CHALLENGE:
Copy out exactly the lines from the one holding "Output a JSON" through the one holding "What's the underlying", ends included; omit images.
-- Begin --
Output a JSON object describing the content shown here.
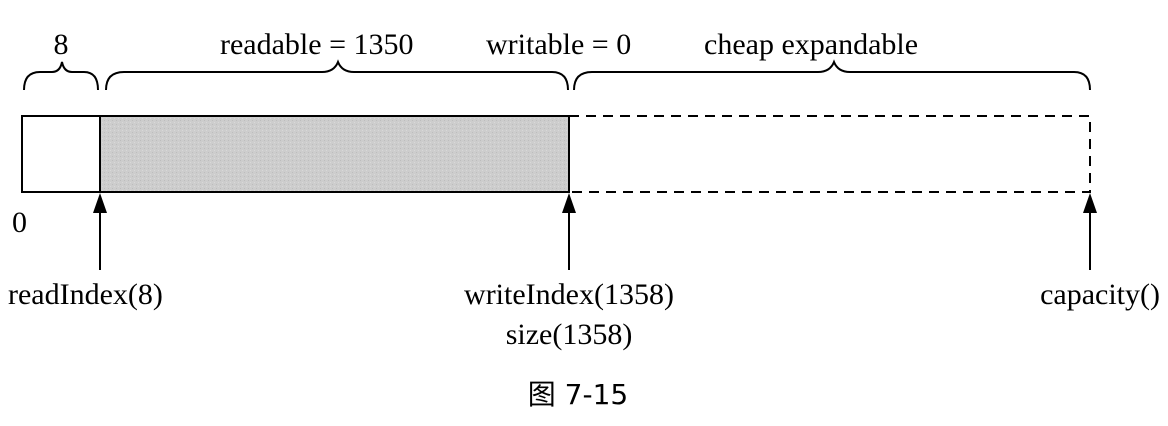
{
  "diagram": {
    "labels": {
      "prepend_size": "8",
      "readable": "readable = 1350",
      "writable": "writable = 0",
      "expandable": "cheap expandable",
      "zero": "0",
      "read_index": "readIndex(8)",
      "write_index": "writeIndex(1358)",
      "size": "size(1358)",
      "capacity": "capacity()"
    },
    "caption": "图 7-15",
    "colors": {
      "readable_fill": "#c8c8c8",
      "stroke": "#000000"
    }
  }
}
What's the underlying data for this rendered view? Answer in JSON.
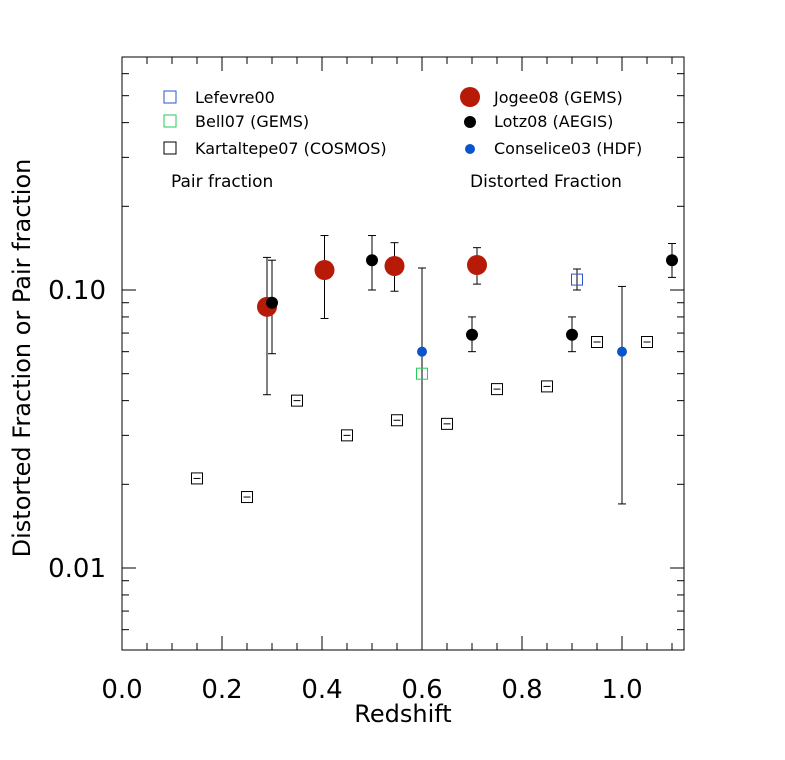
-- End --
-- Begin --
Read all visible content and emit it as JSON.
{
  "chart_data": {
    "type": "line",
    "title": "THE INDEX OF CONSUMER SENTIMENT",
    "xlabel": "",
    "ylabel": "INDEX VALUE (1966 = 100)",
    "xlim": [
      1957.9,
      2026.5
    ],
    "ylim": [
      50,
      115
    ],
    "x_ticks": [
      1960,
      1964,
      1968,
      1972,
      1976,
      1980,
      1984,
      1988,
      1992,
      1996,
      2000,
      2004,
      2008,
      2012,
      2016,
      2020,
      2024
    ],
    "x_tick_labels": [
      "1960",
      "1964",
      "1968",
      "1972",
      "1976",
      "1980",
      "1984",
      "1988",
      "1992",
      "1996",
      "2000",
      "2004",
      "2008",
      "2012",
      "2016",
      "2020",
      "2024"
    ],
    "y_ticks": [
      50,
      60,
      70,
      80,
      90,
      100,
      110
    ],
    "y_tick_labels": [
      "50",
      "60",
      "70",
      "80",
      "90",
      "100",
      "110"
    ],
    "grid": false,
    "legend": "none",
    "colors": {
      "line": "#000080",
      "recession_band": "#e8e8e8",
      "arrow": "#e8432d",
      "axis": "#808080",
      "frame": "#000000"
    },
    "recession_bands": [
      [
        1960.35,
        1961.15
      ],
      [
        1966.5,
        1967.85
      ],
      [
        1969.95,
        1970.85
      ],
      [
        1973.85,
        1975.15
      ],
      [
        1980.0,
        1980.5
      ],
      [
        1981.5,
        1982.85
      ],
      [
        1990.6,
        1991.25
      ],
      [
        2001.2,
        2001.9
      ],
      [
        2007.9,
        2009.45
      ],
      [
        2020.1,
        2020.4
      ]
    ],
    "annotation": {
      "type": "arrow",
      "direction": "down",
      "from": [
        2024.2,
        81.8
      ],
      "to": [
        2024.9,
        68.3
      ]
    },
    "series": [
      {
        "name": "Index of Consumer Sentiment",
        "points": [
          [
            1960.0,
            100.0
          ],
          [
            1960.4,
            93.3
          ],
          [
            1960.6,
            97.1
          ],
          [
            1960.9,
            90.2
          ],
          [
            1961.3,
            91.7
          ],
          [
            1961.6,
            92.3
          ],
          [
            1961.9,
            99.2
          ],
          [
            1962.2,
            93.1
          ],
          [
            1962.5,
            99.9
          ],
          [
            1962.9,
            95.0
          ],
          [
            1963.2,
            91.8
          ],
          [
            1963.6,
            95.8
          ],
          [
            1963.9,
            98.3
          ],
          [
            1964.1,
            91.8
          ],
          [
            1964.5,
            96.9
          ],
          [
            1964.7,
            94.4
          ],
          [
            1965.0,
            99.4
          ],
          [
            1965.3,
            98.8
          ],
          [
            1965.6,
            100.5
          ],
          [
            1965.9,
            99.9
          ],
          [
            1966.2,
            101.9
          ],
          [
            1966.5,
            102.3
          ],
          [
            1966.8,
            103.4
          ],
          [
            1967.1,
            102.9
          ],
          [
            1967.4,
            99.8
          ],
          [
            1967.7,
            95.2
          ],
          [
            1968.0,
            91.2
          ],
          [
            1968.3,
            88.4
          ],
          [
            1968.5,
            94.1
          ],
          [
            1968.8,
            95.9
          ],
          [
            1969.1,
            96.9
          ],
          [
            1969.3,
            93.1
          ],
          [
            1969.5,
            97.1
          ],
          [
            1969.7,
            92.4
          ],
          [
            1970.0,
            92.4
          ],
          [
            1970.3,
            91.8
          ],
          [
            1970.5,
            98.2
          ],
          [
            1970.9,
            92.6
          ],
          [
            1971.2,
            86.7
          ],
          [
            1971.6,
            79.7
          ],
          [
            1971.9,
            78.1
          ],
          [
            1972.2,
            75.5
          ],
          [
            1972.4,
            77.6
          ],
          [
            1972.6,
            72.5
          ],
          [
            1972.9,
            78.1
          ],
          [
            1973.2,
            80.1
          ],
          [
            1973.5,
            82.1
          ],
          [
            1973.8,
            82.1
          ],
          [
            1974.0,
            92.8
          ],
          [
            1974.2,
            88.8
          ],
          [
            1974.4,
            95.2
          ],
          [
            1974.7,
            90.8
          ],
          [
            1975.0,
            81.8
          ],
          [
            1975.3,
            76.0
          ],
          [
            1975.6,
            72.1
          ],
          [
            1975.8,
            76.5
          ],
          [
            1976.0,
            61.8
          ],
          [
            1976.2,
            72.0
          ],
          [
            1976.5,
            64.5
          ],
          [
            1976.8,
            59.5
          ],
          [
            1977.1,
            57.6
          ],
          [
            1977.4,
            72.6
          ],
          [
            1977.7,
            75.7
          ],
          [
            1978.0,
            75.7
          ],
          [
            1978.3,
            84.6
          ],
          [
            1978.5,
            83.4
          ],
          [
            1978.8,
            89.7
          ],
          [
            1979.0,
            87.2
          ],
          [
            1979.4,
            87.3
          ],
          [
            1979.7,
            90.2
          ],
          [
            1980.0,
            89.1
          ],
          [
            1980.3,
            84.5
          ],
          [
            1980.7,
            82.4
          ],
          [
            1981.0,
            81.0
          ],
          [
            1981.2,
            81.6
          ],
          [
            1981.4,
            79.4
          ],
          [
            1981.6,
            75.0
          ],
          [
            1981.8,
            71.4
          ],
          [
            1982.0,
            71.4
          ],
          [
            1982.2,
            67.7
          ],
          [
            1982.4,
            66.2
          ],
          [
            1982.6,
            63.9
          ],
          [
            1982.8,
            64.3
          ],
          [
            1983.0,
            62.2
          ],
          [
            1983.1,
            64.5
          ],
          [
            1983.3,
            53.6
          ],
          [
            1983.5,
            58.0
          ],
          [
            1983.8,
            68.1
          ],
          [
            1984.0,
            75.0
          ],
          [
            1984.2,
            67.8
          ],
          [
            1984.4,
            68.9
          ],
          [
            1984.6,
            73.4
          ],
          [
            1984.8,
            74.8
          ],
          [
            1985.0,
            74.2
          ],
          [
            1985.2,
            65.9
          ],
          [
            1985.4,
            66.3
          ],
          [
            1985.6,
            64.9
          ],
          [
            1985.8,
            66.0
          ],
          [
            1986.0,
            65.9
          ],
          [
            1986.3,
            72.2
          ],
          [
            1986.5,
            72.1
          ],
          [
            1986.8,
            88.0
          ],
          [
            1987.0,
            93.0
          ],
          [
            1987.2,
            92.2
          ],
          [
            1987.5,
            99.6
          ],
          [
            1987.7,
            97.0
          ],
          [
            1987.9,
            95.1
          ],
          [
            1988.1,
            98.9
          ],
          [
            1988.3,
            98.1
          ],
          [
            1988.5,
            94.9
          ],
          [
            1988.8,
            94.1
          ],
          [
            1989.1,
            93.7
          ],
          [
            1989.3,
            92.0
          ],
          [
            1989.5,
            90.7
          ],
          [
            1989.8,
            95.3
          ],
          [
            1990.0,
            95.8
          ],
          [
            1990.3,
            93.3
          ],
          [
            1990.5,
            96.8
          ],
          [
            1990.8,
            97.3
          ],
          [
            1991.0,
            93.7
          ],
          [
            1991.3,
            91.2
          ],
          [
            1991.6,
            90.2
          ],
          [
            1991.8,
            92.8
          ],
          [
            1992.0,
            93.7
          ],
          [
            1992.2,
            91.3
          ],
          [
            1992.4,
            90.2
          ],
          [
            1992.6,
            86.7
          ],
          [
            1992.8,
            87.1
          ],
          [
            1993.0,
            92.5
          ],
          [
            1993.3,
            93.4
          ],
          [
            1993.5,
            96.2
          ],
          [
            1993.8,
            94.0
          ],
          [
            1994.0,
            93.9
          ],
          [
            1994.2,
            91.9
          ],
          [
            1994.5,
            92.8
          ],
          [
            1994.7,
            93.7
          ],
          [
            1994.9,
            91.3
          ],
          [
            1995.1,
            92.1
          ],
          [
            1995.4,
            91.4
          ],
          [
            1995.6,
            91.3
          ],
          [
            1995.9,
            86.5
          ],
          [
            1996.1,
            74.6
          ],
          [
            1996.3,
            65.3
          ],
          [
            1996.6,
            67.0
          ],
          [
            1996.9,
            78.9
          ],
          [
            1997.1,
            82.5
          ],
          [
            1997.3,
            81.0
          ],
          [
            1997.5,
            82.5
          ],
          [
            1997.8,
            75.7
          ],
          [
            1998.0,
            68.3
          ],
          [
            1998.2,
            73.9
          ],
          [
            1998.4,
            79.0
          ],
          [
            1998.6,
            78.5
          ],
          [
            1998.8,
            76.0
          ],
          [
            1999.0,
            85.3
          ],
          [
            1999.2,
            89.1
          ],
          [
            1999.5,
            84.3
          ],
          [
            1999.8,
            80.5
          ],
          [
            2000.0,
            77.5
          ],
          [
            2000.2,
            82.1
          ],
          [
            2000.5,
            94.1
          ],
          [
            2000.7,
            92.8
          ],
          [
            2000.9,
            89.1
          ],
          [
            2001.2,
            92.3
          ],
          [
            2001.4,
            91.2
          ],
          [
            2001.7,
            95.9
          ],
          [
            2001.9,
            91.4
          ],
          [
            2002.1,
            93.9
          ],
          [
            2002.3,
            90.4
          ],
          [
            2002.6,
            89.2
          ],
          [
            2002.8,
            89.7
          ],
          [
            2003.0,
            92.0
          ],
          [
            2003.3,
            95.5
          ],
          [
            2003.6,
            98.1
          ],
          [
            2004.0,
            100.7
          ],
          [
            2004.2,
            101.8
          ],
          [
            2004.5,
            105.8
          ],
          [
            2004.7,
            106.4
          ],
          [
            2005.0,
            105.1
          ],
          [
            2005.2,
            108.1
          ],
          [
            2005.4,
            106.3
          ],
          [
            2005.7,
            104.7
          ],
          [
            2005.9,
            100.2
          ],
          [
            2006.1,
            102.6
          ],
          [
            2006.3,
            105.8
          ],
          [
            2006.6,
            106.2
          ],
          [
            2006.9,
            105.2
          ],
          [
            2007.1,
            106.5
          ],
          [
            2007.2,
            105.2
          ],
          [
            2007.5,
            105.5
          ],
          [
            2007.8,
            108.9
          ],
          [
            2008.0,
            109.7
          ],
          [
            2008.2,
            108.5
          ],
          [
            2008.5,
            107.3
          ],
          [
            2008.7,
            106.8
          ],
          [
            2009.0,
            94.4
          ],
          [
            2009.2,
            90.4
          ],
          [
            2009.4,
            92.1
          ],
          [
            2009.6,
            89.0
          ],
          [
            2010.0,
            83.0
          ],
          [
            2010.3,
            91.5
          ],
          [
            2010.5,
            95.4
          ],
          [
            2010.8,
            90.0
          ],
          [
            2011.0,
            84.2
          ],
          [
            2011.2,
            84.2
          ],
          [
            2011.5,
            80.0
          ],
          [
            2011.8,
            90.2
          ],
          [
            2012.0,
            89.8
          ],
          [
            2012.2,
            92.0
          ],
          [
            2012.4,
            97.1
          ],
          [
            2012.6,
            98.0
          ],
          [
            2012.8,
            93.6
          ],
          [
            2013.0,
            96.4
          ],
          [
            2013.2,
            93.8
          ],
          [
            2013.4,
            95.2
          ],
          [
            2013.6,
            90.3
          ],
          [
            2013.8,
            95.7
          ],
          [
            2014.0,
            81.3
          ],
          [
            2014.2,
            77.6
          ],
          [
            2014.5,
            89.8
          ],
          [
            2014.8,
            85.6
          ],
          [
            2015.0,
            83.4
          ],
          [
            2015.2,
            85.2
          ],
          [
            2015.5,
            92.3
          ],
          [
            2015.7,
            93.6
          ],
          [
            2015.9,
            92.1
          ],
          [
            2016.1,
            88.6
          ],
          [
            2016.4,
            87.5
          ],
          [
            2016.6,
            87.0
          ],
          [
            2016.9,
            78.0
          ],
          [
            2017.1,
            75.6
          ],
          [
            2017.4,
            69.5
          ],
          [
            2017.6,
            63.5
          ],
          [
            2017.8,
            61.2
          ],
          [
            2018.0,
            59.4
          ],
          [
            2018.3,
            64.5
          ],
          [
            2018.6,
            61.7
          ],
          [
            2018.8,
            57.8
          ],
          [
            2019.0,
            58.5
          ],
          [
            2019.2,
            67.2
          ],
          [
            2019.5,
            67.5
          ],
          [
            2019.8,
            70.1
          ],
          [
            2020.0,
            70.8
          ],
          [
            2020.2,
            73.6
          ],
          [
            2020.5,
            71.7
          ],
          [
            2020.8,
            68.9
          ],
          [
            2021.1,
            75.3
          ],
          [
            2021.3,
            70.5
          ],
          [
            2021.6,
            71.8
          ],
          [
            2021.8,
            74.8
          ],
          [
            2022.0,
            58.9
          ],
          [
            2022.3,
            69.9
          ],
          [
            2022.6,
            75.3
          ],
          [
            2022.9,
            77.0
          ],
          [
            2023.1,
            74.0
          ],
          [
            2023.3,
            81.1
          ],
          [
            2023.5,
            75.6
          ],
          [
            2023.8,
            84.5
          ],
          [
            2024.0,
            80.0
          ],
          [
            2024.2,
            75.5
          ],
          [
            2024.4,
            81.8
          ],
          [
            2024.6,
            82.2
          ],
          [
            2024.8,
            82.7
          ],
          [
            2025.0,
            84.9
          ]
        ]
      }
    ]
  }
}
-- End --
EXERCISE OUTPUT:
Output a JSON object describing the content shown here.
{
  "diagram": {
    "labels": {
      "prepend_size": "8",
      "readable": "readable = 1350",
      "writable": "writable = 0",
      "expandable": "cheap expandable",
      "zero": "0",
      "read_index": "readIndex(8)",
      "write_index": "writeIndex(1358)",
      "size": "size(1358)",
      "capacity": "capacity()"
    },
    "caption": "图 7-15",
    "colors": {
      "readable_fill": "#c8c8c8",
      "stroke": "#000000"
    }
  }
}
What's the underlying data for this rendered view? Answer in JSON.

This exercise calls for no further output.